▶ [Problem requirements]
Repeat all entries exactly.

━━ Data excerpts

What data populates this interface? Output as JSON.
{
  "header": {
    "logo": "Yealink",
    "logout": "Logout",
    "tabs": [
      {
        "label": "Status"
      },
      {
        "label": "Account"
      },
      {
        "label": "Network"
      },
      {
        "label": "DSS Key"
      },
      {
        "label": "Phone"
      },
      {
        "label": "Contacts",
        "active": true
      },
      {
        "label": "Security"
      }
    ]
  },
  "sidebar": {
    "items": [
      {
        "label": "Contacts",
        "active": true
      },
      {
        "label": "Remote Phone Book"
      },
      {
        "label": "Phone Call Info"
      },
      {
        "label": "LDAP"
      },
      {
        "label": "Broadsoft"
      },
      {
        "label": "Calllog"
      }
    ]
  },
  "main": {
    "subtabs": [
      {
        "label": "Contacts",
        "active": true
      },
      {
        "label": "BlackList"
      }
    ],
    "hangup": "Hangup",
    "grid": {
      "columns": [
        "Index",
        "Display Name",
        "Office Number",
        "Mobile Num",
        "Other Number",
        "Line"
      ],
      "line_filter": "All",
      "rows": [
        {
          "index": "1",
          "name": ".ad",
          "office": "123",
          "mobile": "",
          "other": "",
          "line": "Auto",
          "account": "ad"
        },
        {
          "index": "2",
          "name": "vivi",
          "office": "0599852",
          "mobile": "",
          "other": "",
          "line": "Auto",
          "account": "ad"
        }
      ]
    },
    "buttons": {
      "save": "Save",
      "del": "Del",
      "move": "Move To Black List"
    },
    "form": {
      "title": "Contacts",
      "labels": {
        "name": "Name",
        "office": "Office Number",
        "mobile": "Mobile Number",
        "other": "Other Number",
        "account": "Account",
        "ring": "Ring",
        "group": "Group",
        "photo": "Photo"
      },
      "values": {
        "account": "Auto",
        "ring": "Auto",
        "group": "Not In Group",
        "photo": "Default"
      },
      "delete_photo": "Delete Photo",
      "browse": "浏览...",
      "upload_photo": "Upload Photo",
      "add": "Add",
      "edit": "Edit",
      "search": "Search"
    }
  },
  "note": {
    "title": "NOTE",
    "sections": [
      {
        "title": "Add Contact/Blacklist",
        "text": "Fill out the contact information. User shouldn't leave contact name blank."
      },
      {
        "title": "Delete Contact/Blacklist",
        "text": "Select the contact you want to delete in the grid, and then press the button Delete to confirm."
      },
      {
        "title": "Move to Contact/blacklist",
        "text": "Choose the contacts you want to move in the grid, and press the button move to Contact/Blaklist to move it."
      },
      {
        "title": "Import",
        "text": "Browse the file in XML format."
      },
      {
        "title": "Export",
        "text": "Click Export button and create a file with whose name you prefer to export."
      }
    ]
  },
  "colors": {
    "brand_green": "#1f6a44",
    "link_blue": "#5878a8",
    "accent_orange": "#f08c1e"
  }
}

━━━━

▶ [Response to the exercise]
What data populates this interface? Output as JSON.
{
  "header": {
    "logo": "Yealink",
    "logout": "Logout",
    "tabs": [
      {
        "label": "Status"
      },
      {
        "label": "Account"
      },
      {
        "label": "Network"
      },
      {
        "label": "DSS Key"
      },
      {
        "label": "Phone"
      },
      {
        "label": "Contacts",
        "active": true
      },
      {
        "label": "Security"
      }
    ]
  },
  "sidebar": {
    "items": [
      {
        "label": "Contacts",
        "active": true
      },
      {
        "label": "Remote Phone Book"
      },
      {
        "label": "Phone Call Info"
      },
      {
        "label": "LDAP"
      },
      {
        "label": "Broadsoft"
      },
      {
        "label": "Calllog"
      }
    ]
  },
  "main": {
    "subtabs": [
      {
        "label": "Contacts",
        "active": true
      },
      {
        "label": "BlackList"
      }
    ],
    "hangup": "Hangup",
    "grid": {
      "columns": [
        "Index",
        "Display Name",
        "Office Number",
        "Mobile Num",
        "Other Number",
        "Line"
      ],
      "line_filter": "All",
      "rows": [
        {
          "index": "1",
          "name": ".ad",
          "office": "123",
          "mobile": "",
          "other": "",
          "line": "Auto",
          "account": "ad"
        },
        {
          "index": "2",
          "name": "vivi",
          "office": "0599852",
          "mobile": "",
          "other": "",
          "line": "Auto",
          "account": "ad"
        }
      ]
    },
    "buttons": {
      "save": "Save",
      "del": "Del",
      "move": "Move To Black List"
    },
    "form": {
      "title": "Contacts",
      "labels": {
        "name": "Name",
        "office": "Office Number",
        "mobile": "Mobile Number",
        "other": "Other Number",
        "account": "Account",
        "ring": "Ring",
        "group": "Group",
        "photo": "Photo"
      },
      "values": {
        "account": "Auto",
        "ring": "Auto",
        "group": "Not In Group",
        "photo": "Default"
      },
      "delete_photo": "Delete Photo",
      "browse": "浏览...",
      "upload_photo": "Upload Photo",
      "add": "Add",
      "edit": "Edit",
      "search": "Search"
    }
  },
  "note": {
    "title": "NOTE",
    "sections": [
      {
        "title": "Add Contact/Blacklist",
        "text": "Fill out the contact information. User shouldn't leave contact name blank."
      },
      {
        "title": "Delete Contact/Blacklist",
        "text": "Select the contact you want to delete in the grid, and then press the button Delete to confirm."
      },
      {
        "title": "Move to Contact/blacklist",
        "text": "Choose the contacts you want to move in the grid, and press the button move to Contact/Blaklist to move it."
      },
      {
        "title": "Import",
        "text": "Browse the file in XML format."
      },
      {
        "title": "Export",
        "text": "Click Export button and create a file with whose name you prefer to export."
      }
    ]
  },
  "colors": {
    "brand_green": "#1f6a44",
    "link_blue": "#5878a8",
    "accent_orange": "#f08c1e"
  }
}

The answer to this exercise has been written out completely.